* **Assignment**
Every line containing the word "Render" is to be copied from the data below.

[Structured page parsing data]
┄┄┄┄┄┄┄┄┄┄┄┄┄┄┄┄┄┄┄┄

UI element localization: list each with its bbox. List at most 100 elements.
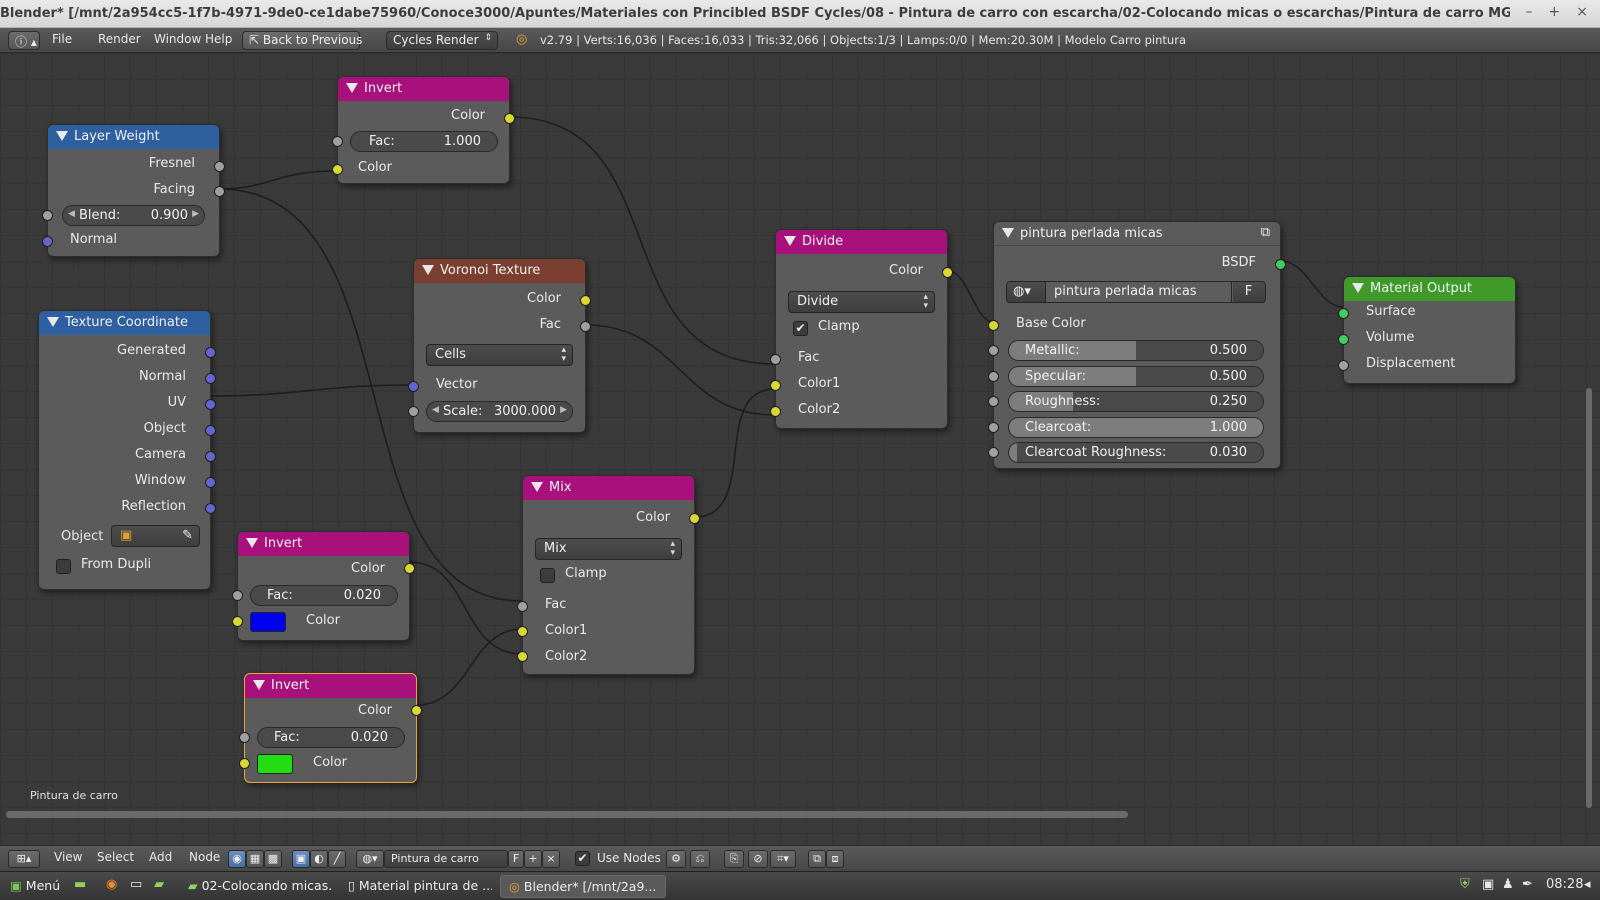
collapse-triangle-icon[interactable]	[56, 131, 68, 141]
node-divide[interactable]: Divide Color Divide ▴ ▾ ✔ Clamp Fac Color1…	[770, 229, 953, 429]
node-header[interactable]: Invert	[338, 77, 509, 101]
node-header[interactable]: Layer Weight	[48, 125, 219, 149]
fake-user-button[interactable]: F	[1231, 282, 1265, 302]
socket-output-uv[interactable]	[205, 399, 216, 410]
bsdf-param-slider[interactable]: Roughness: 0.250	[1008, 391, 1264, 412]
menu-help[interactable]: Help	[205, 32, 232, 46]
shield-icon[interactable]: ⛨	[1460, 877, 1470, 892]
material-name-field[interactable]: Pintura de carro	[384, 850, 508, 868]
scale-field[interactable]: ◀ Scale: 3000.000 ▶	[426, 401, 573, 422]
blend-type-dropdown[interactable]: Mix ▴ ▾	[535, 538, 682, 560]
socket-output-object[interactable]	[205, 425, 216, 436]
pen-icon[interactable]: ✒	[1522, 877, 1533, 892]
collapse-triangle-icon[interactable]	[346, 83, 358, 93]
socket-input-fac[interactable]	[232, 590, 243, 601]
task-folder[interactable]: ▰ 02-Colocando micas...	[180, 875, 332, 898]
socket-output-color[interactable]	[411, 705, 422, 716]
collapse-triangle-icon[interactable]	[531, 482, 543, 492]
node-header[interactable]: Texture Coordinate	[39, 311, 210, 335]
node-header[interactable]: pintura perlada micas ⧉	[994, 222, 1280, 246]
close-button[interactable]: ×	[1576, 4, 1588, 20]
menu-render[interactable]: Render	[98, 32, 141, 46]
editor-type-icon[interactable]: ⊞▴	[8, 850, 40, 868]
socket-input-vector[interactable]	[408, 381, 419, 392]
decrement-arrow-icon[interactable]: ◀	[68, 209, 75, 219]
menu-add[interactable]: Add	[149, 850, 172, 864]
network-icon[interactable]: ▣	[1482, 877, 1494, 892]
socket-output-normal[interactable]	[205, 373, 216, 384]
use-nodes-checkbox[interactable]: ✔	[575, 851, 590, 866]
world-shader-icon[interactable]: ◐	[310, 850, 328, 868]
collapse-triangle-icon[interactable]	[246, 538, 258, 548]
unlink-material-icon[interactable]: ×	[542, 850, 560, 868]
eyedropper-icon[interactable]: ✎	[182, 528, 193, 543]
paste-icon[interactable]: ⧈	[826, 850, 844, 868]
object-selector[interactable]: ▣ ✎	[111, 525, 200, 547]
editor-type-icon[interactable]: ⓘ ▴	[8, 31, 40, 50]
socket-input-displacement[interactable]	[1338, 360, 1349, 371]
line-style-icon[interactable]: ╱	[328, 850, 346, 868]
collapse-triangle-icon[interactable]	[47, 317, 59, 327]
socket-input-fac[interactable]	[239, 732, 250, 743]
fac-field[interactable]: Fac: 0.020	[250, 585, 398, 606]
node-invert-blue[interactable]: Invert Color Fac: 0.020 Color	[232, 531, 415, 641]
backdrop-icon[interactable]: ⚙	[666, 850, 686, 868]
blend-field[interactable]: ◀ Blend: 0.900 ▶	[62, 205, 205, 226]
terminal-icon[interactable]: ▭	[130, 877, 142, 892]
material-name-field[interactable]: pintura perlada micas	[1045, 282, 1233, 302]
socket-input-color1[interactable]	[770, 380, 781, 391]
socket-input-param[interactable]	[988, 421, 999, 433]
copy-nodes-icon[interactable]: ⎘	[724, 850, 744, 868]
socket-input-normal[interactable]	[42, 236, 53, 247]
node-voronoi-texture[interactable]: Voronoi Texture Color Fac Cells ▴ ▾ Vector…	[408, 258, 591, 433]
files-icon[interactable]: ▰	[154, 877, 164, 892]
socket-output-facing[interactable]	[214, 186, 225, 197]
socket-input-volume[interactable]	[1338, 334, 1349, 345]
bsdf-param-slider[interactable]: Metallic: 0.500	[1008, 340, 1264, 361]
socket-input-color[interactable]	[332, 164, 343, 175]
socket-input-color1[interactable]	[517, 626, 528, 637]
snap-icon[interactable]: ⌗▾	[770, 850, 796, 868]
collapse-triangle-icon[interactable]	[1352, 283, 1364, 293]
shader-nodes-icon[interactable]: ◉	[228, 850, 246, 868]
minimize-button[interactable]: –	[1526, 4, 1533, 20]
socket-input-fac[interactable]	[332, 136, 343, 147]
material-sphere-icon[interactable]: ◍▾	[1013, 284, 1031, 299]
node-invert-green[interactable]: Invert Color Fac: 0.020 Color	[239, 673, 422, 783]
node-mix[interactable]: Mix Color Mix ▴ ▾ Clamp Fac Color1 Color2	[517, 475, 700, 675]
node-header[interactable]: Material Output	[1344, 277, 1515, 301]
socket-output-color[interactable]	[504, 113, 515, 124]
collapse-triangle-icon[interactable]	[422, 265, 434, 275]
node-editor[interactable]: Invert Color Fac: 1.000 Color Layer Weigh…	[0, 53, 1600, 845]
menu-view[interactable]: View	[54, 850, 82, 864]
socket-output-window[interactable]	[205, 477, 216, 488]
collapse-triangle-icon[interactable]	[1002, 228, 1014, 238]
start-menu-button[interactable]: ▣ Menú	[2, 875, 64, 898]
operation-dropdown[interactable]: Divide ▴ ▾	[788, 291, 935, 313]
menu-node[interactable]: Node	[189, 850, 220, 864]
vertical-scrollbar[interactable]	[1586, 388, 1592, 808]
material-browse-icon[interactable]: ◍▾	[356, 850, 384, 868]
node-header[interactable]: Mix	[523, 476, 694, 500]
node-group-icon[interactable]: ⧉	[1261, 225, 1270, 240]
fake-user-button[interactable]: F	[508, 850, 524, 868]
menu-window[interactable]: Window	[154, 32, 201, 46]
user-icon[interactable]: ♟	[1502, 877, 1514, 892]
node-layer-weight[interactable]: Layer Weight Fresnel Facing ◀ Blend: 0.900…	[42, 124, 225, 257]
socket-output-color[interactable]	[404, 563, 415, 574]
maximize-button[interactable]: +	[1549, 4, 1561, 20]
socket-input-param[interactable]	[988, 396, 999, 407]
node-header[interactable]: Voronoi Texture	[414, 259, 585, 283]
volume-icon[interactable]: ◂	[1584, 877, 1591, 892]
socket-input-color2[interactable]	[517, 651, 528, 662]
socket-output-camera[interactable]	[205, 451, 216, 462]
socket-input-fac[interactable]	[517, 601, 528, 612]
socket-input-param[interactable]	[988, 345, 999, 356]
render-engine-dropdown[interactable]: Cycles Render ⇕	[386, 31, 498, 50]
socket-input-color2[interactable]	[770, 406, 781, 417]
socket-input-param[interactable]	[988, 447, 999, 458]
socket-output-generated[interactable]	[205, 347, 216, 358]
bsdf-param-slider[interactable]: Clearcoat Roughness: 0.030	[1008, 442, 1264, 463]
coloring-dropdown[interactable]: Cells ▴ ▾	[426, 344, 573, 366]
node-principled-bsdf[interactable]: pintura perlada micas ⧉ BSDF ◍▾ pintura p…	[988, 221, 1286, 469]
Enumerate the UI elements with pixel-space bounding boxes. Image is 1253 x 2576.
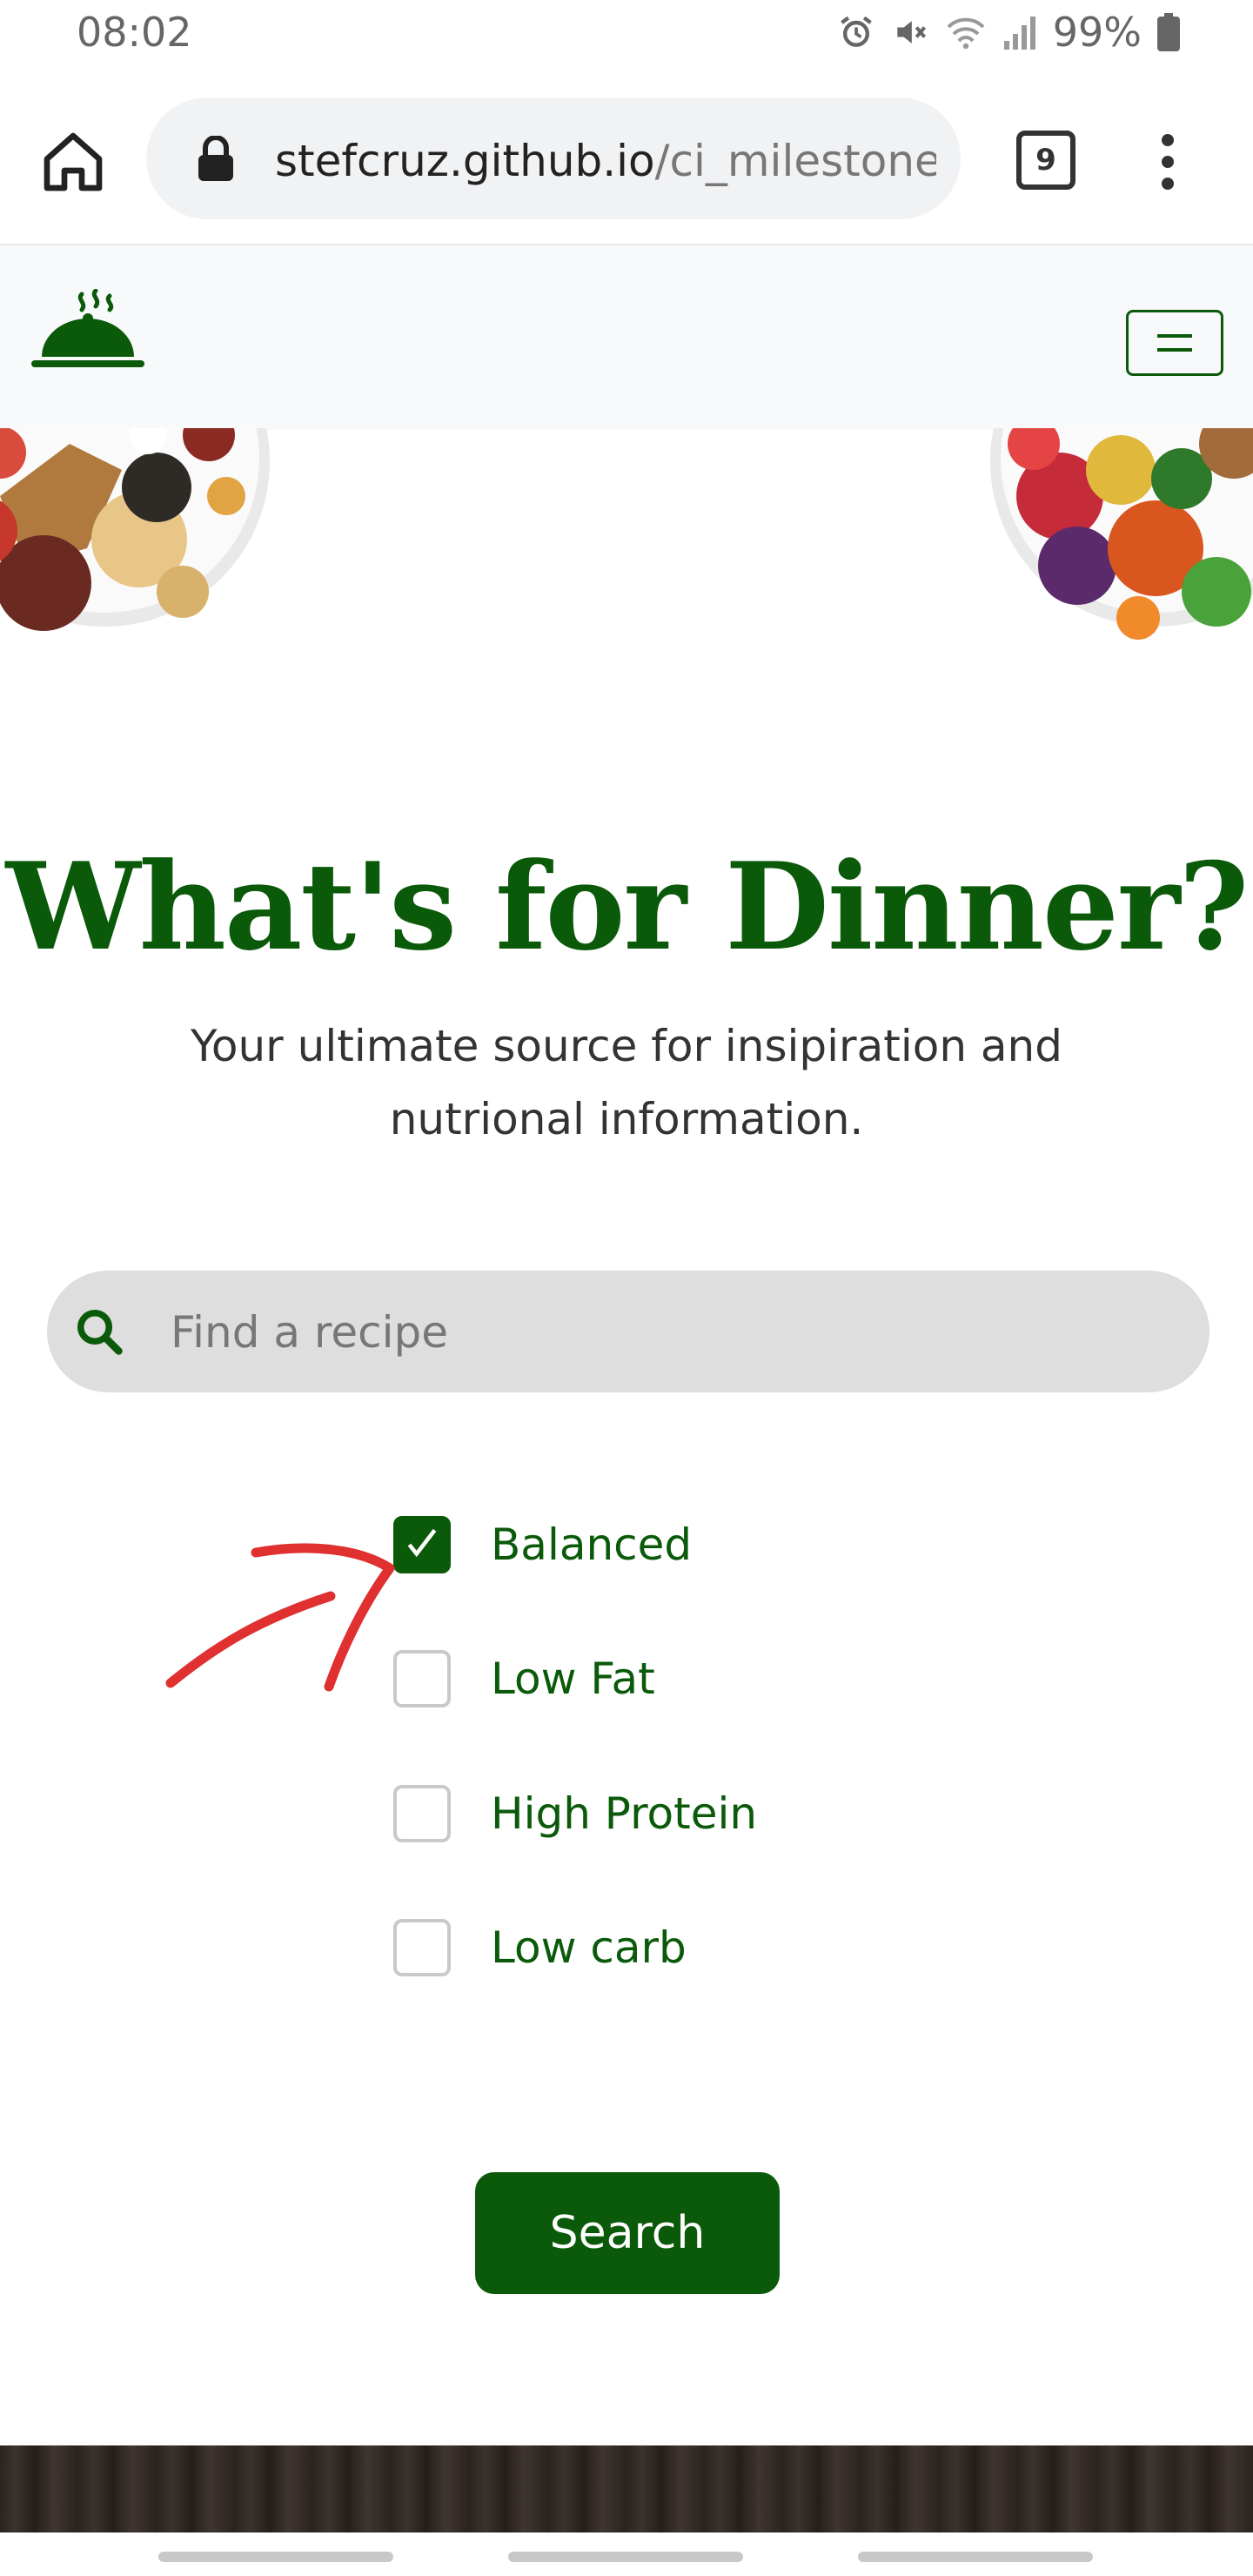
annotation-arrow-icon <box>157 1532 409 1706</box>
gesture-bar-center[interactable] <box>508 2552 743 2562</box>
filter-option-low-carb[interactable]: Low carb <box>393 1917 687 1978</box>
alarm-icon <box>837 13 875 51</box>
checkbox-high-protein[interactable] <box>393 1785 451 1842</box>
signal-icon <box>1002 13 1037 51</box>
browser-toolbar: stefcruz.github.io/ci_milestone 9 <box>0 73 1253 245</box>
url-path: /ci_milestone <box>654 136 936 186</box>
filter-option-low-fat[interactable]: Low Fat <box>393 1648 655 1709</box>
food-plate-right-image <box>982 374 1253 661</box>
filter-label: Low carb <box>491 1922 687 1973</box>
gesture-bar-left[interactable] <box>158 2552 393 2562</box>
search-button[interactable]: Search <box>475 2172 780 2294</box>
filter-label: High Protein <box>491 1788 758 1839</box>
battery-icon <box>1157 13 1180 51</box>
menu-dot <box>1162 134 1174 146</box>
status-time: 08:02 <box>77 9 192 56</box>
filter-option-high-protein[interactable]: High Protein <box>393 1783 757 1844</box>
menu-dot <box>1162 178 1174 190</box>
filter-option-balanced[interactable]: Balanced <box>393 1514 692 1575</box>
cloche-icon[interactable] <box>30 288 146 376</box>
tabs-button[interactable]: 9 <box>1016 131 1075 190</box>
wifi-icon <box>945 13 987 51</box>
battery-percent: 99% <box>1052 9 1142 56</box>
mute-icon <box>891 13 929 51</box>
checkbox-low-carb[interactable] <box>393 1919 451 1976</box>
filter-label: Balanced <box>491 1519 693 1570</box>
food-plate-left-image <box>0 374 278 661</box>
menu-dot <box>1162 156 1174 168</box>
overflow-menu-icon[interactable] <box>1150 127 1185 197</box>
url-text[interactable]: stefcruz.github.io/ci_milestone <box>275 136 936 188</box>
status-icons: 99% <box>837 9 1180 56</box>
footer-background <box>0 2445 1253 2532</box>
recipe-search-input[interactable] <box>169 1288 1164 1377</box>
tab-count: 9 <box>1035 143 1056 178</box>
status-bar: 08:02 99% <box>0 0 1253 73</box>
home-icon[interactable] <box>38 127 108 197</box>
search-icon <box>73 1305 125 1358</box>
page-title: What's for Dinner? <box>5 835 1250 977</box>
gesture-nav-bar <box>0 2532 1253 2576</box>
hamburger-line <box>1157 348 1192 352</box>
hamburger-line <box>1157 334 1192 338</box>
gesture-bar-right[interactable] <box>858 2552 1093 2562</box>
page-subtitle: Your ultimate source for insipiration an… <box>191 1021 1062 1144</box>
lock-icon <box>197 135 235 181</box>
recipe-search-bar <box>47 1271 1209 1392</box>
filter-label: Low Fat <box>491 1654 655 1704</box>
hamburger-menu-button[interactable] <box>1126 310 1223 376</box>
url-domain: stefcruz.github.io <box>275 136 655 186</box>
address-bar[interactable]: stefcruz.github.io/ci_milestone <box>146 97 961 219</box>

┄┄┄┄┄┄┄┄┄┄┄┄┄┄┄┄┄┄┄┄

* **Exercise solution**
menu-render[interactable]: Render	[98, 32, 141, 46]
render-engine-dropdown[interactable]: Cycles Render ⇕	[386, 31, 498, 50]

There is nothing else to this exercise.